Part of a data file
--

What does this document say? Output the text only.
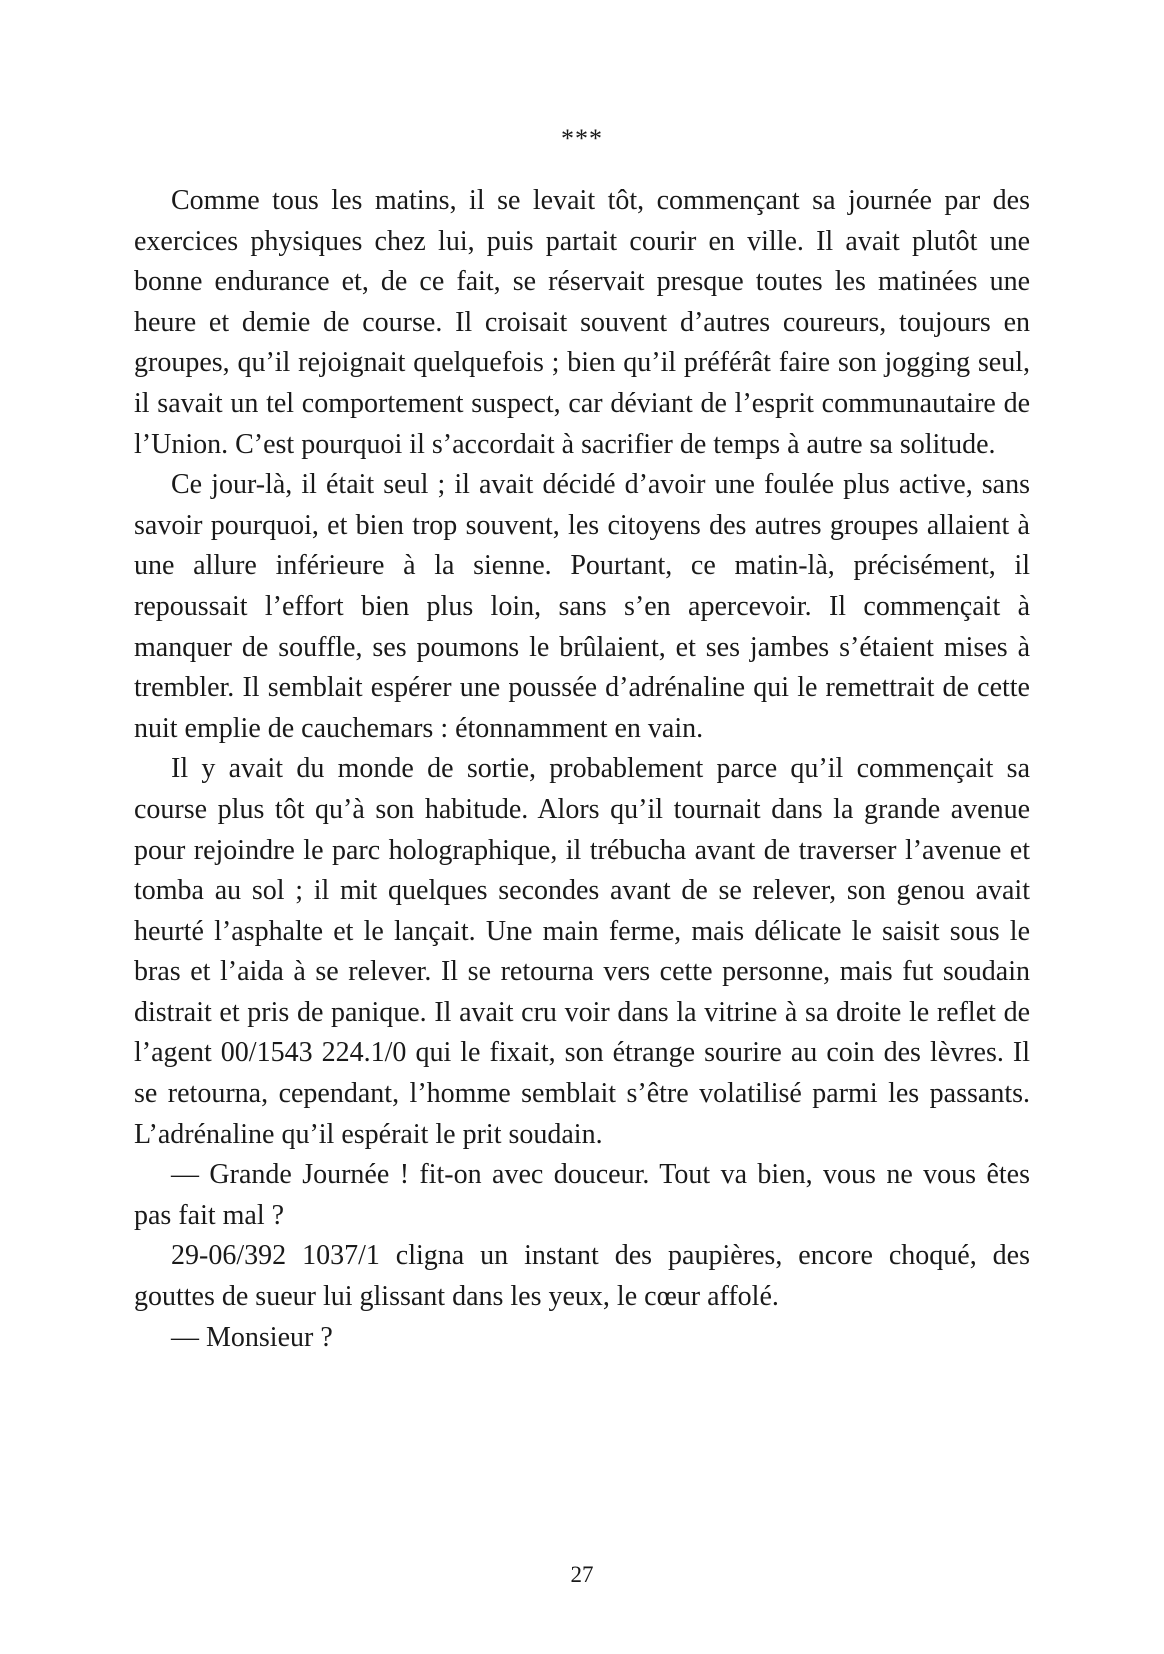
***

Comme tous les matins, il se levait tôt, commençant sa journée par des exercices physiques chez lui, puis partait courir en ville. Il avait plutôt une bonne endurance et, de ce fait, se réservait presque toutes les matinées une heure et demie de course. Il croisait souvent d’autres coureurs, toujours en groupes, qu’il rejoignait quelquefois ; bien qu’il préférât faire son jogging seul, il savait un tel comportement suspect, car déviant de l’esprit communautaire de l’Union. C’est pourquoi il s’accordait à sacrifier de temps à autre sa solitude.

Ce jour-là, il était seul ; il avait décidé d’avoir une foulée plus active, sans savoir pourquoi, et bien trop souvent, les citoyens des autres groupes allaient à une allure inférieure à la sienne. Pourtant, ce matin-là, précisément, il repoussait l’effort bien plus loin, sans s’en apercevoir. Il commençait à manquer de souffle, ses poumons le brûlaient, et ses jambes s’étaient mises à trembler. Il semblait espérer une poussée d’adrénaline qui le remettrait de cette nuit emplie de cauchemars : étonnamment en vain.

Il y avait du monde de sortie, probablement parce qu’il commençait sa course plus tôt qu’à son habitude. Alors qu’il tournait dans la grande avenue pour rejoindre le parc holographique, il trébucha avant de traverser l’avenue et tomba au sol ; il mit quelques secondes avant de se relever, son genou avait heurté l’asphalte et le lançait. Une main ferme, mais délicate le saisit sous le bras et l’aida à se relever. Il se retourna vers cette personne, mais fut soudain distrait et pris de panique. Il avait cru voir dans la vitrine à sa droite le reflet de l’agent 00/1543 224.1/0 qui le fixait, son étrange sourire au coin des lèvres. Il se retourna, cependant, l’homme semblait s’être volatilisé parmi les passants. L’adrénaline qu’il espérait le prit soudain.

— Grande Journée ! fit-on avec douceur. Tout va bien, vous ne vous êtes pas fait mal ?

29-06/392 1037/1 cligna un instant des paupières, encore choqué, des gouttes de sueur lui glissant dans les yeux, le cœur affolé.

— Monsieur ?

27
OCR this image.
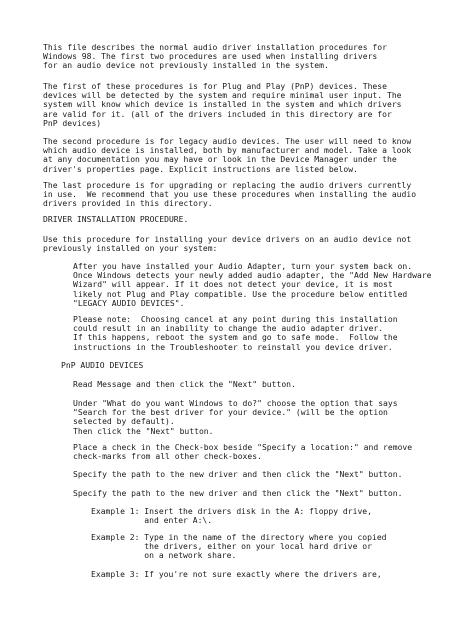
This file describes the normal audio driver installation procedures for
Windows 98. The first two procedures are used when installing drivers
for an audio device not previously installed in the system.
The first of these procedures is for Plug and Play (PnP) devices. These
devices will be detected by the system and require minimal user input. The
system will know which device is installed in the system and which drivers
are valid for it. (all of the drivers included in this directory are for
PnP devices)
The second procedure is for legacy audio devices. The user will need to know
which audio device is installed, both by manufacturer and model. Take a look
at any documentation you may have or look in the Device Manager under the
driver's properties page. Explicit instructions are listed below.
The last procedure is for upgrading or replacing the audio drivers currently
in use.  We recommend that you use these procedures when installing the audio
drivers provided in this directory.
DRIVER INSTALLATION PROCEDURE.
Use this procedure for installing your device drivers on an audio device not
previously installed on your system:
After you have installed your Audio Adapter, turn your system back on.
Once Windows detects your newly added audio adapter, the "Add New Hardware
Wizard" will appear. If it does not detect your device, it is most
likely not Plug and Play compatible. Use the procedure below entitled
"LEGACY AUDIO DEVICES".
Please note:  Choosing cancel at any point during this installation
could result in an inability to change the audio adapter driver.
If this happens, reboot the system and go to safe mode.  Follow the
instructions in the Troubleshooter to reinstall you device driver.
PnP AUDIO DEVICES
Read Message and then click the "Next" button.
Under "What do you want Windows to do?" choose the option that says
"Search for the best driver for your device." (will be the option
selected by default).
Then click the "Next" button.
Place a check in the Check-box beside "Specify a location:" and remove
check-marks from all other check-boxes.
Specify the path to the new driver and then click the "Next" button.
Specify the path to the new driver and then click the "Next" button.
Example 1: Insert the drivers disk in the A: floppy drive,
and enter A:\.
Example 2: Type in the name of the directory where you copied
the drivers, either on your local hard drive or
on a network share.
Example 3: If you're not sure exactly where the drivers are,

--

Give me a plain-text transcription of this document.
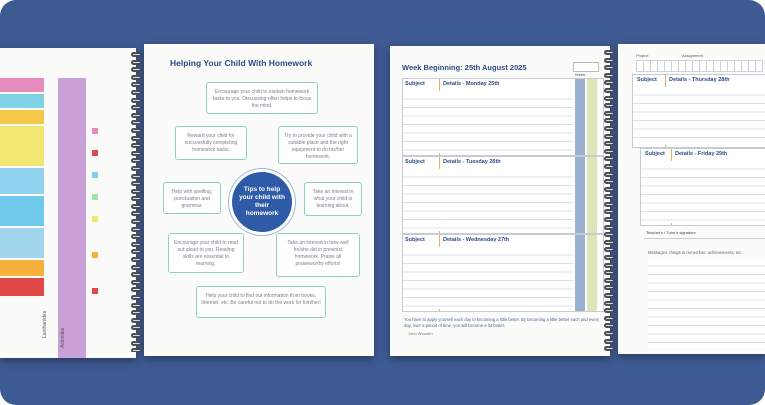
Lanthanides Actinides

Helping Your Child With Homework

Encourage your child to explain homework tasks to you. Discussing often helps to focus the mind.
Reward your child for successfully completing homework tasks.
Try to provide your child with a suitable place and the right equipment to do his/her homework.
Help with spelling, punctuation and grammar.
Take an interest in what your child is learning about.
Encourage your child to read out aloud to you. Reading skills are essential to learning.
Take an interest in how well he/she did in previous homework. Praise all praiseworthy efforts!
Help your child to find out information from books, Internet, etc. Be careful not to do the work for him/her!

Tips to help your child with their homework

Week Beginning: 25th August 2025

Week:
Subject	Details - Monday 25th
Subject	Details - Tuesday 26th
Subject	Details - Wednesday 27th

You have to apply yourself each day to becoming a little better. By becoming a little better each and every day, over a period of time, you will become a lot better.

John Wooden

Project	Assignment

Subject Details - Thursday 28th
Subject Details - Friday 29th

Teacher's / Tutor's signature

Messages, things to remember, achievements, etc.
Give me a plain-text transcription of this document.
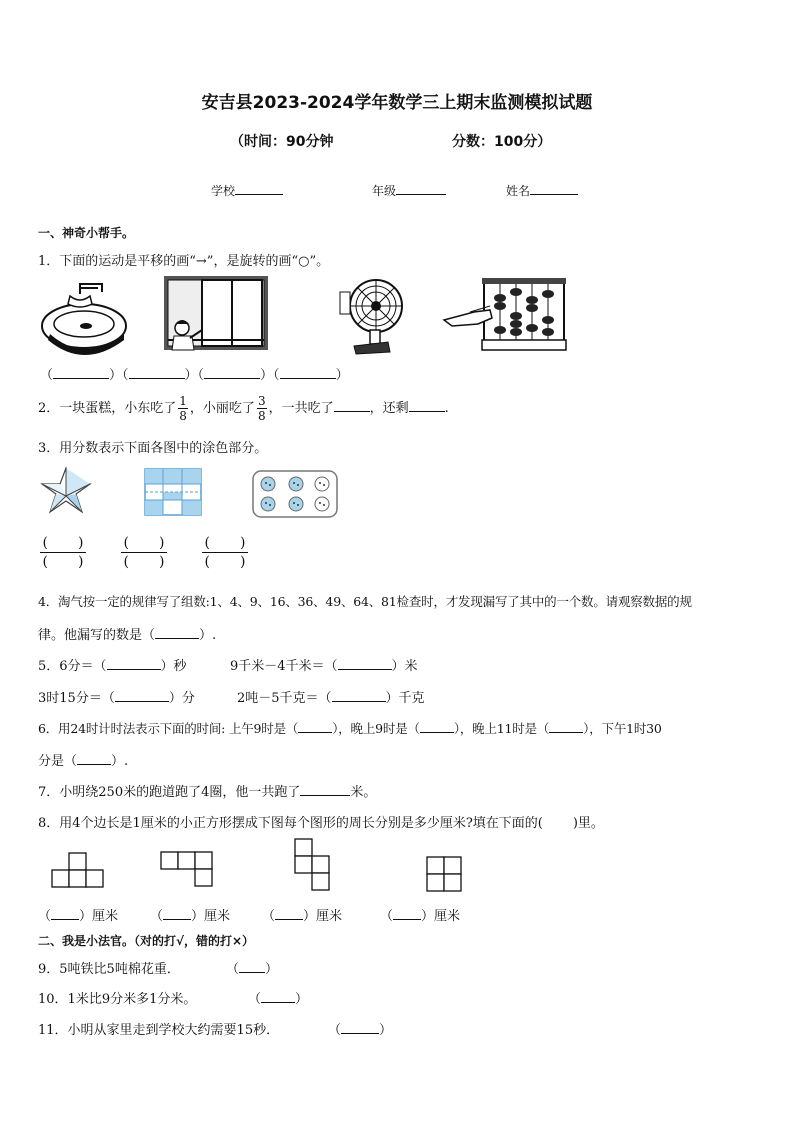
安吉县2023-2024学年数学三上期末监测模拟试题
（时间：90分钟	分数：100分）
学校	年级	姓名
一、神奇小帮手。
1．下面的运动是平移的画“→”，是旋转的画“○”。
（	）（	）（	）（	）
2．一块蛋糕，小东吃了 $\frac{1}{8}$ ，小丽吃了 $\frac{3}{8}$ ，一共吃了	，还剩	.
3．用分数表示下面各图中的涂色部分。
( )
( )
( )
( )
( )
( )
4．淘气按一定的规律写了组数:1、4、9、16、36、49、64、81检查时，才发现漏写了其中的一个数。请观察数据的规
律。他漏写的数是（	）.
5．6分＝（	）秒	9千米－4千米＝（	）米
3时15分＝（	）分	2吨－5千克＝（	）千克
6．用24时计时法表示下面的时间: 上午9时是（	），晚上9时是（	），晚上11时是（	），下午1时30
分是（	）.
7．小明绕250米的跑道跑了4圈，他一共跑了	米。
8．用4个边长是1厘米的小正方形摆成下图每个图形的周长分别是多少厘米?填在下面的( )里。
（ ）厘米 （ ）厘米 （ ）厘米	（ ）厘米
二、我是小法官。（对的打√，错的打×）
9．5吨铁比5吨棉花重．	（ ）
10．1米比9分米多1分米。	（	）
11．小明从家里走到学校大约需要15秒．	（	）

--

GIVEN INSTRUCTION: Which lines contain the word "Subject"? Copy each of them.

ANSWER FOR THE TASK:
Subject	Details - Monday 25th
Subject	Details - Tuesday 26th
Subject	Details - Wednesday 27th
Subject Details - Thursday 28th
Subject Details - Friday 29th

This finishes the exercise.